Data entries
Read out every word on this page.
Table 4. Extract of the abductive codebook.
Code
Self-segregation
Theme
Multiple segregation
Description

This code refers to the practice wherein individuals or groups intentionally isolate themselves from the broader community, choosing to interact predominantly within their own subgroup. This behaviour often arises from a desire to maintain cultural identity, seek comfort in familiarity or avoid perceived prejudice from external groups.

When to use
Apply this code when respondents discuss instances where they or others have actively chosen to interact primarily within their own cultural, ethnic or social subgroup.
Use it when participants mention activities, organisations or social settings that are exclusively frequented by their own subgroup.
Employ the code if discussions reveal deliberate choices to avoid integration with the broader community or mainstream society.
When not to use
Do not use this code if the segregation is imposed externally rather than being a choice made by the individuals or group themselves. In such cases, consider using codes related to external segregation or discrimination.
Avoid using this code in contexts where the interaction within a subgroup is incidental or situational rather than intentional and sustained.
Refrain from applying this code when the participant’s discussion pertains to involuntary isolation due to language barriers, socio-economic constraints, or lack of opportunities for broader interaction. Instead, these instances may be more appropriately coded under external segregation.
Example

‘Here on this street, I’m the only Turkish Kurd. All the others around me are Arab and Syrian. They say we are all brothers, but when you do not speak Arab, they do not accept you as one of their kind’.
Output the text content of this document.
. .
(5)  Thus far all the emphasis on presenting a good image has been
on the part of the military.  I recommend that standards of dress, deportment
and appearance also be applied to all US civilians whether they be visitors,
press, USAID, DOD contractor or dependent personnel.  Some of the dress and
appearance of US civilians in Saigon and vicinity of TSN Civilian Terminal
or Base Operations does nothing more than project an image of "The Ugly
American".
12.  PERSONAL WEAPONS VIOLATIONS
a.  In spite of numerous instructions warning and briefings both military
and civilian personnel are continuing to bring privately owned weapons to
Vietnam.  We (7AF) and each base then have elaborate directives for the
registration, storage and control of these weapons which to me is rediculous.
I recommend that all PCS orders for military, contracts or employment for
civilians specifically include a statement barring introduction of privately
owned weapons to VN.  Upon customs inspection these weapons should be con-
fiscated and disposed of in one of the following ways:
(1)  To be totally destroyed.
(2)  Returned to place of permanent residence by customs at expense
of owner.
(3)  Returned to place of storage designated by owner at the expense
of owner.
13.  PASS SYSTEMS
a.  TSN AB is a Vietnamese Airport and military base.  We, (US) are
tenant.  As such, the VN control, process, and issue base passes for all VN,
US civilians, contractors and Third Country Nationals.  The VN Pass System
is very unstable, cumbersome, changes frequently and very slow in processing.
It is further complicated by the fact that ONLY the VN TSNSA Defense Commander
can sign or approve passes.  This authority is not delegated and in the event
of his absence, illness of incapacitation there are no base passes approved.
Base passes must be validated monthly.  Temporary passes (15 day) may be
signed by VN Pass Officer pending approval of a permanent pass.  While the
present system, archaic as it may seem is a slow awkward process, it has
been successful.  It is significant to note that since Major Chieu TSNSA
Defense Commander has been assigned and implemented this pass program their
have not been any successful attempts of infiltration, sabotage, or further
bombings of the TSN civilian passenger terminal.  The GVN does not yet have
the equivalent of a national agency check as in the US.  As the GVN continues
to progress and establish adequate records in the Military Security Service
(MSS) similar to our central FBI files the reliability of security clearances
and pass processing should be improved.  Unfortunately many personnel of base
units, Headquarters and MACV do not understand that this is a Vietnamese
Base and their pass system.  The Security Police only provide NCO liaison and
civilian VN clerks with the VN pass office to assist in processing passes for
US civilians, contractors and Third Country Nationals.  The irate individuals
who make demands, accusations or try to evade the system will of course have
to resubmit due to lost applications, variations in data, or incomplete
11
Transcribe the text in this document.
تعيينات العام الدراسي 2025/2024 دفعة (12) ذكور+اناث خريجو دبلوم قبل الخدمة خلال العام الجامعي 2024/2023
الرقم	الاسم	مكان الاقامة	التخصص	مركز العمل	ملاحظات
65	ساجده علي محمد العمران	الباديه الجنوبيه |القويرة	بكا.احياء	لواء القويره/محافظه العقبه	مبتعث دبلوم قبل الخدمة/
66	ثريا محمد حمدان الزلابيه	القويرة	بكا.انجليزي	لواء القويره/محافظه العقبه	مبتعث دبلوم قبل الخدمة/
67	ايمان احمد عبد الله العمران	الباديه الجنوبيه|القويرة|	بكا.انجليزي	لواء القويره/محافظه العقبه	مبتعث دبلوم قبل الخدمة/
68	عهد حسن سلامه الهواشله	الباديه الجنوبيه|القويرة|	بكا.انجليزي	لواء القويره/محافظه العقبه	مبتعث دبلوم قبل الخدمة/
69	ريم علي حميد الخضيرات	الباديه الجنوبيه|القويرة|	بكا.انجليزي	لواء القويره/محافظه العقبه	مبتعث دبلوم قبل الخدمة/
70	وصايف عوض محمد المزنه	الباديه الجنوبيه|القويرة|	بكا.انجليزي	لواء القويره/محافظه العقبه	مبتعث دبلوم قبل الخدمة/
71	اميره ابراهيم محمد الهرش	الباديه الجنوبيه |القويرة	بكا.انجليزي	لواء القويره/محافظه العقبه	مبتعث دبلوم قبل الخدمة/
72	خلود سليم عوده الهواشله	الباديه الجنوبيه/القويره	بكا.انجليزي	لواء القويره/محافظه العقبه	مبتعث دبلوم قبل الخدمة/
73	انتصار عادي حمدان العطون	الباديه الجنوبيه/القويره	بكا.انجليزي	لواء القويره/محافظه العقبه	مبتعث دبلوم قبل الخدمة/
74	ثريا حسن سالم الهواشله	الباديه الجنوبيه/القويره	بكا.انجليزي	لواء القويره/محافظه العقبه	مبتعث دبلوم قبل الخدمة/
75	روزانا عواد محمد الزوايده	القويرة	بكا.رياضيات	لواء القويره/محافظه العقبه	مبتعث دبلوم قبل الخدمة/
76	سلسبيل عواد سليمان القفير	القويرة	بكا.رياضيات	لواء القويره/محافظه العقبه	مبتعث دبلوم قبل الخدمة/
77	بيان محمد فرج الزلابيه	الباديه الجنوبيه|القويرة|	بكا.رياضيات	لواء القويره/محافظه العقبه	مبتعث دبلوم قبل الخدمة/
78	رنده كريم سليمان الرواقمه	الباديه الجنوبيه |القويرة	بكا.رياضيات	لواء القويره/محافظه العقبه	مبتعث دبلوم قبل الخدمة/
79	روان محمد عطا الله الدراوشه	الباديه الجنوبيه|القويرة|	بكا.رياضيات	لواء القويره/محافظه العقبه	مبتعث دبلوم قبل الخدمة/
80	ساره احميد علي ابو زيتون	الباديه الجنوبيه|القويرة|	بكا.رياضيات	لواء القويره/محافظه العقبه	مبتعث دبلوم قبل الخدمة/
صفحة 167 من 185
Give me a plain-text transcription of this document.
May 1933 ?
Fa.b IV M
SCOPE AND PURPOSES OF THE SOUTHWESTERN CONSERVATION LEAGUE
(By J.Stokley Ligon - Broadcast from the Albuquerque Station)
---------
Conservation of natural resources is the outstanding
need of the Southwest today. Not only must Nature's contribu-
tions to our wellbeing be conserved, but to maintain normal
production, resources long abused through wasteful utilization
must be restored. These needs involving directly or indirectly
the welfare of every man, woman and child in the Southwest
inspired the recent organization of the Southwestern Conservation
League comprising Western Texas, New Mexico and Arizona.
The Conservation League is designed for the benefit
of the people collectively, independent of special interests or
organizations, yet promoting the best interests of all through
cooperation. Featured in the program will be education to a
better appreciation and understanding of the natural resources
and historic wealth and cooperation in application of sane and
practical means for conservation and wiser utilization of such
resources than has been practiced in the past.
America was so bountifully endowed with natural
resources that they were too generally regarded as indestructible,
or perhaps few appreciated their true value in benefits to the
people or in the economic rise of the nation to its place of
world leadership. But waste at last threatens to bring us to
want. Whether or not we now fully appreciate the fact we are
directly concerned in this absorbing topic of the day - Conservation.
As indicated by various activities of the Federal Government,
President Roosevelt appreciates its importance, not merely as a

WHAT TO DO
List the lines that contain the word "Returned".

OUTPUT OF THE EXERCISE
(2)  Returned to place of permanent residence by customs at expense
(3)  Returned to place of storage designated by owner at the expense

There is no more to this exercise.